*The exercise:* Find and copy each line of the records where the string "message" shows up.
········
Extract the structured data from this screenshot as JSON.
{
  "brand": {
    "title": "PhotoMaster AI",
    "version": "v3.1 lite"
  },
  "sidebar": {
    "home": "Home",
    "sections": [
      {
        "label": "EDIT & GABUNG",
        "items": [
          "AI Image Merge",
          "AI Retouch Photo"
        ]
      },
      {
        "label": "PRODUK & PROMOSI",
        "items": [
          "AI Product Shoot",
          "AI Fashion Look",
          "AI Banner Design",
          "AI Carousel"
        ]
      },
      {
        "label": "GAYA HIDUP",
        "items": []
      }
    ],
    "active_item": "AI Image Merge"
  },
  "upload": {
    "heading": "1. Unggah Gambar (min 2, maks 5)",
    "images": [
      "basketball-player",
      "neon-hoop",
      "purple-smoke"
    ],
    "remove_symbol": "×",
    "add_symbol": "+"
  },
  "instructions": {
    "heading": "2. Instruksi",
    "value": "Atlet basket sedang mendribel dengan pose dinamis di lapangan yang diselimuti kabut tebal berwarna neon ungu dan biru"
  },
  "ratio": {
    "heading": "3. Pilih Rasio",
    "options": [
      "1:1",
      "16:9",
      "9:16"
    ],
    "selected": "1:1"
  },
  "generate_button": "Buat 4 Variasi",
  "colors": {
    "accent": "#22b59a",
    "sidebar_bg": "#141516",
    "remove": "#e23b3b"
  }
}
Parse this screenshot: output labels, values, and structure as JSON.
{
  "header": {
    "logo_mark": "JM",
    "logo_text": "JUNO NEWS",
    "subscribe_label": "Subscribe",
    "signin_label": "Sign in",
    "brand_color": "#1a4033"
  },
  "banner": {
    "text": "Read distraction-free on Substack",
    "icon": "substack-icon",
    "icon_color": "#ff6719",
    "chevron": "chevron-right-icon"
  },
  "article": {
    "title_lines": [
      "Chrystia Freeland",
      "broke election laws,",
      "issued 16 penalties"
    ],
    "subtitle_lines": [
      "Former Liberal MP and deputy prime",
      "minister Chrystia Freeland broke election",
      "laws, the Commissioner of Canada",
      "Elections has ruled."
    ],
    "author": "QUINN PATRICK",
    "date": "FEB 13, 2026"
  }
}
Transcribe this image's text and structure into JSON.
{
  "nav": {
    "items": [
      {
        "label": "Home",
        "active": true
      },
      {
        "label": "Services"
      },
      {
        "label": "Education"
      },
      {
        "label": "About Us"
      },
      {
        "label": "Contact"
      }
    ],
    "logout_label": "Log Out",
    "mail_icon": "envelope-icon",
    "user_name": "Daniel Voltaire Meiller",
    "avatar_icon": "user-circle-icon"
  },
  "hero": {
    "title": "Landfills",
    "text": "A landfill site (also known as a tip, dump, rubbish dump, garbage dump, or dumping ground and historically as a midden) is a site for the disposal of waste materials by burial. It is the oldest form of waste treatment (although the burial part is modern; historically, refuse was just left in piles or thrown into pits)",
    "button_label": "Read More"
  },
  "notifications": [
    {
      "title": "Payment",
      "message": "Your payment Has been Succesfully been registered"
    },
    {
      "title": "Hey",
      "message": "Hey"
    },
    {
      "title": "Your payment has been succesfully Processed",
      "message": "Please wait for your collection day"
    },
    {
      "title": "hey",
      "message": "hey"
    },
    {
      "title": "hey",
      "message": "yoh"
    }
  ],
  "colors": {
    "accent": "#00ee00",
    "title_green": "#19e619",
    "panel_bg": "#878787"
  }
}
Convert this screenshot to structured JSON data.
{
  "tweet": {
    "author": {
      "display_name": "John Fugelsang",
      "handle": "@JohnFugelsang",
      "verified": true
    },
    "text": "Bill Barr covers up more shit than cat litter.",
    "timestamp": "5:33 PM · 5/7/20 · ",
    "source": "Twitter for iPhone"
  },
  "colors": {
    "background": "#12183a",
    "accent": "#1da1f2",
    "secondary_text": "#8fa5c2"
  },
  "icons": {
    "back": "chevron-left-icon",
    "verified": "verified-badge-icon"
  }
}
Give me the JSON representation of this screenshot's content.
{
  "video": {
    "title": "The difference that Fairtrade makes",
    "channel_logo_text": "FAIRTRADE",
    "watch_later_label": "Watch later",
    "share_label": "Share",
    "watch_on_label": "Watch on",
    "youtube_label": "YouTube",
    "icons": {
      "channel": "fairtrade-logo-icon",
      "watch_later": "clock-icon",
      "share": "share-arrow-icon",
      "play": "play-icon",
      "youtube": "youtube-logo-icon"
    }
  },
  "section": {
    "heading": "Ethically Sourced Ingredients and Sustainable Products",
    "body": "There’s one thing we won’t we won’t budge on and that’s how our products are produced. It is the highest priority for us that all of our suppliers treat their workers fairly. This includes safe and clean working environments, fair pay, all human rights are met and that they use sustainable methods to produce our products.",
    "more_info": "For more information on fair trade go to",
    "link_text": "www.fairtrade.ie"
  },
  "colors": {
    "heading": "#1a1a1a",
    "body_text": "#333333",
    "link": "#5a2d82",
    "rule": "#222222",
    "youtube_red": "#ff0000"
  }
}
········
*Exercise output:*
      "message": "Your payment Has been Succesfully been registered"
      "message": "Hey"
      "message": "Please wait for your collection day"
      "message": "hey"
      "message": "yoh"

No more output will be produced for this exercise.